Challenge ▸
Copy every line of the records below that holds the word "Single".

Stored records
★ ★ ★
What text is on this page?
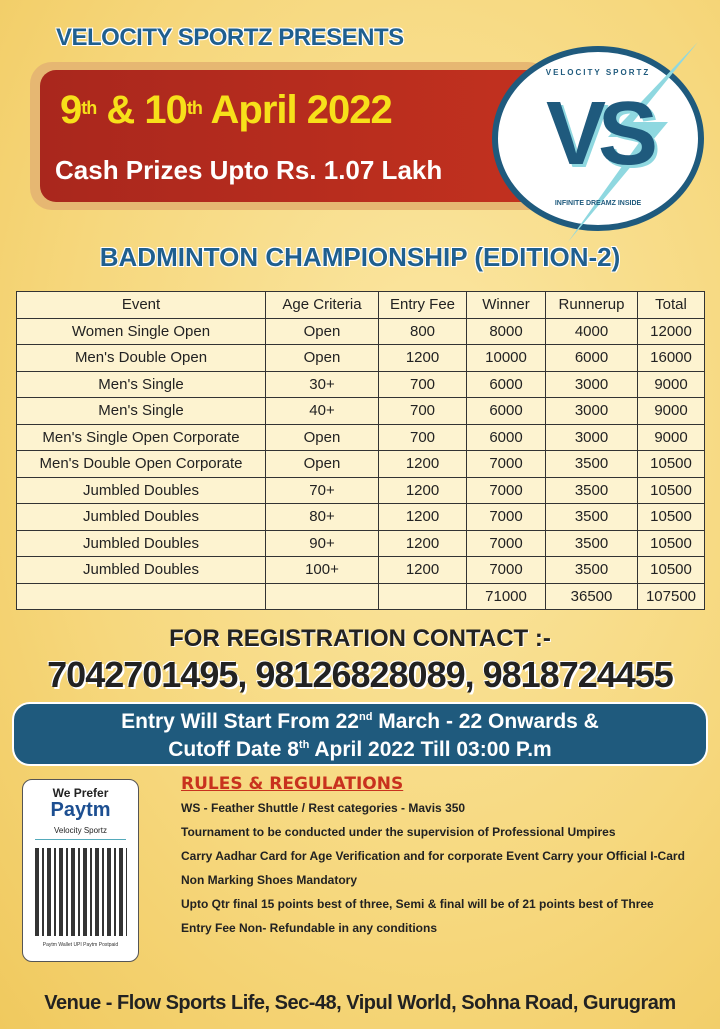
VELOCITY SPORTZ PRESENTS
9th & 10th April 2022
Cash Prizes Upto Rs. 1.07 Lakh
VELOCITY SPORTZ
VS
INFINITE DREAMZ INSIDE
BADMINTON CHAMPIONSHIP (EDITION-2)
Event	Age Criteria	Entry Fee	Winner	Runnerup	Total
Women Single Open	Open	800	8000	4000	12000
Men's Double Open	Open	1200	10000	6000	16000
Men's Single	30+	700	6000	3000	9000
Men's Single	40+	700	6000	3000	9000
Men's Single Open Corporate	Open	700	6000	3000	9000
Men's Double Open Corporate	Open	1200	7000	3500	10500
Jumbled Doubles	70+	1200	7000	3500	10500
Jumbled Doubles	80+	1200	7000	3500	10500
Jumbled Doubles	90+	1200	7000	3500	10500
Jumbled Doubles	100+	1200	7000	3500	10500
			71000	36500	107500
FOR REGISTRATION CONTACT :-
7042701495, 98126828089, 9818724455
Entry Will Start From 22nd March - 22 Onwards &
Cutoff Date 8th April 2022 Till 03:00 P.m
We Prefer
Paytm
Velocity Sportz
Paytm Wallet UPI Paytm Postpaid
RULES & REGULATIONS
WS - Feather Shuttle / Rest categories - Mavis 350
Tournament to be conducted under the supervision of Professional Umpires
Carry Aadhar Card for Age Verification and for corporate Event Carry your Official I-Card
Non Marking Shoes Mandatory
Upto Qtr final 15 points best of three, Semi & final will be of 21 points best of Three
Entry Fee Non- Refundable in any conditions
Venue - Flow Sports Life, Sec-48, Vipul World, Sohna Road, Gurugram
★ ★ ★
Expected output ▸
Women Single Open	Open	800	8000	4000	12000
Men's Single	30+	700	6000	3000	9000
Men's Single	40+	700	6000	3000	9000
Men's Single Open Corporate	Open	700	6000	3000	9000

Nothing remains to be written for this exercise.